• **EXERCISE GOAL**
Only lines with the word "titration" are needed; collect each of them from the listing below.

• **EXERCISE MATERIALS**
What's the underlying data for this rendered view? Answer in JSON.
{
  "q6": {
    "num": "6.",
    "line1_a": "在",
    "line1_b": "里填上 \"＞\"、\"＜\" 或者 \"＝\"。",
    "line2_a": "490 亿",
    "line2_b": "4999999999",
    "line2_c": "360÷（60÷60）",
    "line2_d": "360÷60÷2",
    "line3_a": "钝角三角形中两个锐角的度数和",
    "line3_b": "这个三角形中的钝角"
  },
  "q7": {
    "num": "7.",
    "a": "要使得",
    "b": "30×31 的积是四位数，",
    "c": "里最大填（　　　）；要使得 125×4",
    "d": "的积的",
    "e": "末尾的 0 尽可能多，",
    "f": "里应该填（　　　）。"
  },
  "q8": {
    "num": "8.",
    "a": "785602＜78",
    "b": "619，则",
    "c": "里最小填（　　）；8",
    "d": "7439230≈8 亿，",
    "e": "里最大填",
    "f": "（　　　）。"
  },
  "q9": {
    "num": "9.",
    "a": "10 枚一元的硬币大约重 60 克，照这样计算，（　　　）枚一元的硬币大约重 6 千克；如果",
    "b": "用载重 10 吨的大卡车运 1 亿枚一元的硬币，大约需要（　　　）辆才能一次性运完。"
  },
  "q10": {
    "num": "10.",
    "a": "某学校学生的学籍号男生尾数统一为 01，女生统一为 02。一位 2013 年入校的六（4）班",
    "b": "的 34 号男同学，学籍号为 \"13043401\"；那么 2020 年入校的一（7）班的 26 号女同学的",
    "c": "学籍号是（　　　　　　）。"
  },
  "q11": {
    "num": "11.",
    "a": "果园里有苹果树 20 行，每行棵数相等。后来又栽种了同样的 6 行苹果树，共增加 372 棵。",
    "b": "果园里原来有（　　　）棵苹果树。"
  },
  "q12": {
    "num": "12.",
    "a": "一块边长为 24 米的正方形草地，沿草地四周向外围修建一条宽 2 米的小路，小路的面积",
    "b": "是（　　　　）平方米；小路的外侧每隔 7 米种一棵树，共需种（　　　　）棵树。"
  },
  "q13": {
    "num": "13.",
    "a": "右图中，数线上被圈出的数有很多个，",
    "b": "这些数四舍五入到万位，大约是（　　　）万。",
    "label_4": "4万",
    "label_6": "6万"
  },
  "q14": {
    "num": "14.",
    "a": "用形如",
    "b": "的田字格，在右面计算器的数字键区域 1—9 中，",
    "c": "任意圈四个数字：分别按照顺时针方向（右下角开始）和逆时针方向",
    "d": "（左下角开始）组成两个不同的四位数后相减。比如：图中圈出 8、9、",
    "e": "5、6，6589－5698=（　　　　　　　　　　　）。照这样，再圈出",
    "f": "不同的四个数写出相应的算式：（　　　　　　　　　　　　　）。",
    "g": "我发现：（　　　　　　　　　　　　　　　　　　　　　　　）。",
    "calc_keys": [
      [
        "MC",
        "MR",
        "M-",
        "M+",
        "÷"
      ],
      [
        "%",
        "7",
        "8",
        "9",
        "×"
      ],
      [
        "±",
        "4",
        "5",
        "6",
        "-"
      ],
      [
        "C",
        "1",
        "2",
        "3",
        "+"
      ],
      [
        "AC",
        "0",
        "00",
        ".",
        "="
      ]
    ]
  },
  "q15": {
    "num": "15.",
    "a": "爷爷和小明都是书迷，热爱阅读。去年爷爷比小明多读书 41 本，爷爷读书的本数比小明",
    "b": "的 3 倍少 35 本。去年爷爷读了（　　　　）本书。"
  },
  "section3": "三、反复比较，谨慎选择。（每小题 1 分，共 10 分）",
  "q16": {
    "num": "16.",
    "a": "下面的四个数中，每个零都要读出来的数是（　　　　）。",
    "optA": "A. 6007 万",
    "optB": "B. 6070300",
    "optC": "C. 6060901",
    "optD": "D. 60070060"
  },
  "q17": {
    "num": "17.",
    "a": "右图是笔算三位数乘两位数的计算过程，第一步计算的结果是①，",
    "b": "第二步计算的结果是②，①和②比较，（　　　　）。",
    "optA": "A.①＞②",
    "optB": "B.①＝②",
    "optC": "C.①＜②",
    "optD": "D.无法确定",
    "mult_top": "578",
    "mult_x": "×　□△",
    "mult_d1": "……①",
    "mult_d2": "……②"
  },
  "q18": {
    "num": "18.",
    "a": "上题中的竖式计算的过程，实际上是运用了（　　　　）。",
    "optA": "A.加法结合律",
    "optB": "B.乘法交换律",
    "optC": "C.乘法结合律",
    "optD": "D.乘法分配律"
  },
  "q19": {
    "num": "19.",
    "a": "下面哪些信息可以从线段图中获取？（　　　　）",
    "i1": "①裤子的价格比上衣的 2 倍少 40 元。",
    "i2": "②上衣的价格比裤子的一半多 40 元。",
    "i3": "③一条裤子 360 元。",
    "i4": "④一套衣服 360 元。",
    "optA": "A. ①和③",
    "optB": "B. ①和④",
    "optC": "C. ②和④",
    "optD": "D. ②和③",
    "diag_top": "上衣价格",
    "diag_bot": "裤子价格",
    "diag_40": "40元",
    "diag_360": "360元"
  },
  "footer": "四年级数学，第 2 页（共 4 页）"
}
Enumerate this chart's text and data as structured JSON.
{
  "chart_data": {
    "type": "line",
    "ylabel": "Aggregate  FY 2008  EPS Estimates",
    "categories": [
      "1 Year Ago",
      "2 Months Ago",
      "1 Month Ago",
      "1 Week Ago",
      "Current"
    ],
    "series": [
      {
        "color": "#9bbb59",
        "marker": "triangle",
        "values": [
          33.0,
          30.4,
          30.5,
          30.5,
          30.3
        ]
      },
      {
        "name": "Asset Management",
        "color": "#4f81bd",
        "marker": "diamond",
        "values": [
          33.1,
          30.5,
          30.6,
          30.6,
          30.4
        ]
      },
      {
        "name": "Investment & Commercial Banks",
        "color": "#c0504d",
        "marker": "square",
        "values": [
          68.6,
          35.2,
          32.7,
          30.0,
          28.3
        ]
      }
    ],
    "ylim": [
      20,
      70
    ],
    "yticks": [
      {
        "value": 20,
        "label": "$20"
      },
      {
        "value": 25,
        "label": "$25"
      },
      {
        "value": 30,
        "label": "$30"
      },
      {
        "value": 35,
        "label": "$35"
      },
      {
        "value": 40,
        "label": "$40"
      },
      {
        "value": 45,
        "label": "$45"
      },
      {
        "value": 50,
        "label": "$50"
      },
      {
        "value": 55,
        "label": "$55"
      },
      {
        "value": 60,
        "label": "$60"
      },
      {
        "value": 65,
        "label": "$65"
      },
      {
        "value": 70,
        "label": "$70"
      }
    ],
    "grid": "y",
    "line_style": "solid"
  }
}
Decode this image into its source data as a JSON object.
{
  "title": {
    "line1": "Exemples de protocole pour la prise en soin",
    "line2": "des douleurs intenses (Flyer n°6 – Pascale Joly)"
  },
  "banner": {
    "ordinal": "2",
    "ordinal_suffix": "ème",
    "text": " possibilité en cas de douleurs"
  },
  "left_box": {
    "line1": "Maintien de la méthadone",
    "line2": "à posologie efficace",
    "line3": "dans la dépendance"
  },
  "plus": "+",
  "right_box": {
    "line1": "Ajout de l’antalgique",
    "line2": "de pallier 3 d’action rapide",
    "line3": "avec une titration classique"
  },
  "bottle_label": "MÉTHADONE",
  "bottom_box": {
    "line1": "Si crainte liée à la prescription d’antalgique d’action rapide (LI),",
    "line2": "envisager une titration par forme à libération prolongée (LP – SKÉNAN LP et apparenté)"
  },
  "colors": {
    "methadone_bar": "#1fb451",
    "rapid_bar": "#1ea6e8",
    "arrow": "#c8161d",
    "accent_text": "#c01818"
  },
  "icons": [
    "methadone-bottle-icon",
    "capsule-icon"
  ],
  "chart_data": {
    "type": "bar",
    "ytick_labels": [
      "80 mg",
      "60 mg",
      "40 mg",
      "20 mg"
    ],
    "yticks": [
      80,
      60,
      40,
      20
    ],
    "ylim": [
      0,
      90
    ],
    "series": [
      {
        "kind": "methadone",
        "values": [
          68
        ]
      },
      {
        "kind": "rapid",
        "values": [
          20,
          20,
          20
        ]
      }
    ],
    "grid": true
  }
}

• **EXERCISE RESULT**
    "line3": "avec une titration classique"
    "line2": "envisager une titration par forme à libération prolongée (LP – SKÉNAN LP et apparenté)"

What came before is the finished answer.